Each entry has to be copied exactly, with nothing missed.
[Recorded data start]
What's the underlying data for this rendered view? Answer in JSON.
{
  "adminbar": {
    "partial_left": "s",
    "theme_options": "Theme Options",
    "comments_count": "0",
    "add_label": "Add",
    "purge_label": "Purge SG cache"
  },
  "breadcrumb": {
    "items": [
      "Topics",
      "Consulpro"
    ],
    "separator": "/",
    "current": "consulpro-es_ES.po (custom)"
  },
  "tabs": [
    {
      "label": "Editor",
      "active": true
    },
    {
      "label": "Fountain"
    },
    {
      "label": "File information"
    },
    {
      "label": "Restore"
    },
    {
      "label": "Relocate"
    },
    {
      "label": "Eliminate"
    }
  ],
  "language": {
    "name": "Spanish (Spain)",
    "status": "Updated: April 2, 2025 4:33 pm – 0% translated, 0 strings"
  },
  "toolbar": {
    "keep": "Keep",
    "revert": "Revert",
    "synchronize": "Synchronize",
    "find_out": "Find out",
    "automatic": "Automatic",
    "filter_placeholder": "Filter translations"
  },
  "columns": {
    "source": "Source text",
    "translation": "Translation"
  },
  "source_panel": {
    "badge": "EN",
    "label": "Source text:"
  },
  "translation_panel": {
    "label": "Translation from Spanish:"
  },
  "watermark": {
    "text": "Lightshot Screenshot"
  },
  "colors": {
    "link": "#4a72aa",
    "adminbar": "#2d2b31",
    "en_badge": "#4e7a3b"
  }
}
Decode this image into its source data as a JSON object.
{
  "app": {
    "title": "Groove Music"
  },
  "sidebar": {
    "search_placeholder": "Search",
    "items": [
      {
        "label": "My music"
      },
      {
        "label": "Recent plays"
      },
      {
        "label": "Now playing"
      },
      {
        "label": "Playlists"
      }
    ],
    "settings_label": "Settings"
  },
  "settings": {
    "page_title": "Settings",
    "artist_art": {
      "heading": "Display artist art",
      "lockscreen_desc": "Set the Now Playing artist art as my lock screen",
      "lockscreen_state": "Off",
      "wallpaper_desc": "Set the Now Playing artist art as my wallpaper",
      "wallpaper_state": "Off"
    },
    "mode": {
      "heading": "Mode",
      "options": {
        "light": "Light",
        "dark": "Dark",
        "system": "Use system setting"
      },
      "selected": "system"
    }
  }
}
[Recorded data end]
Written solution ::
What's the underlying data for this rendered view? Answer in JSON.
{
  "adminbar": {
    "partial_left": "s",
    "theme_options": "Theme Options",
    "comments_count": "0",
    "add_label": "Add",
    "purge_label": "Purge SG cache"
  },
  "breadcrumb": {
    "items": [
      "Topics",
      "Consulpro"
    ],
    "separator": "/",
    "current": "consulpro-es_ES.po (custom)"
  },
  "tabs": [
    {
      "label": "Editor",
      "active": true
    },
    {
      "label": "Fountain"
    },
    {
      "label": "File information"
    },
    {
      "label": "Restore"
    },
    {
      "label": "Relocate"
    },
    {
      "label": "Eliminate"
    }
  ],
  "language": {
    "name": "Spanish (Spain)",
    "status": "Updated: April 2, 2025 4:33 pm – 0% translated, 0 strings"
  },
  "toolbar": {
    "keep": "Keep",
    "revert": "Revert",
    "synchronize": "Synchronize",
    "find_out": "Find out",
    "automatic": "Automatic",
    "filter_placeholder": "Filter translations"
  },
  "columns": {
    "source": "Source text",
    "translation": "Translation"
  },
  "source_panel": {
    "badge": "EN",
    "label": "Source text:"
  },
  "translation_panel": {
    "label": "Translation from Spanish:"
  },
  "watermark": {
    "text": "Lightshot Screenshot"
  },
  "colors": {
    "link": "#4a72aa",
    "adminbar": "#2d2b31",
    "en_badge": "#4e7a3b"
  }
}
Decode this image into its source data as a JSON object.
{
  "app": {
    "title": "Groove Music"
  },
  "sidebar": {
    "search_placeholder": "Search",
    "items": [
      {
        "label": "My music"
      },
      {
        "label": "Recent plays"
      },
      {
        "label": "Now playing"
      },
      {
        "label": "Playlists"
      }
    ],
    "settings_label": "Settings"
  },
  "settings": {
    "page_title": "Settings",
    "artist_art": {
      "heading": "Display artist art",
      "lockscreen_desc": "Set the Now Playing artist art as my lock screen",
      "lockscreen_state": "Off",
      "wallpaper_desc": "Set the Now Playing artist art as my wallpaper",
      "wallpaper_state": "Off"
    },
    "mode": {
      "heading": "Mode",
      "options": {
        "light": "Light",
        "dark": "Dark",
        "system": "Use system setting"
      },
      "selected": "system"
    }
  }
}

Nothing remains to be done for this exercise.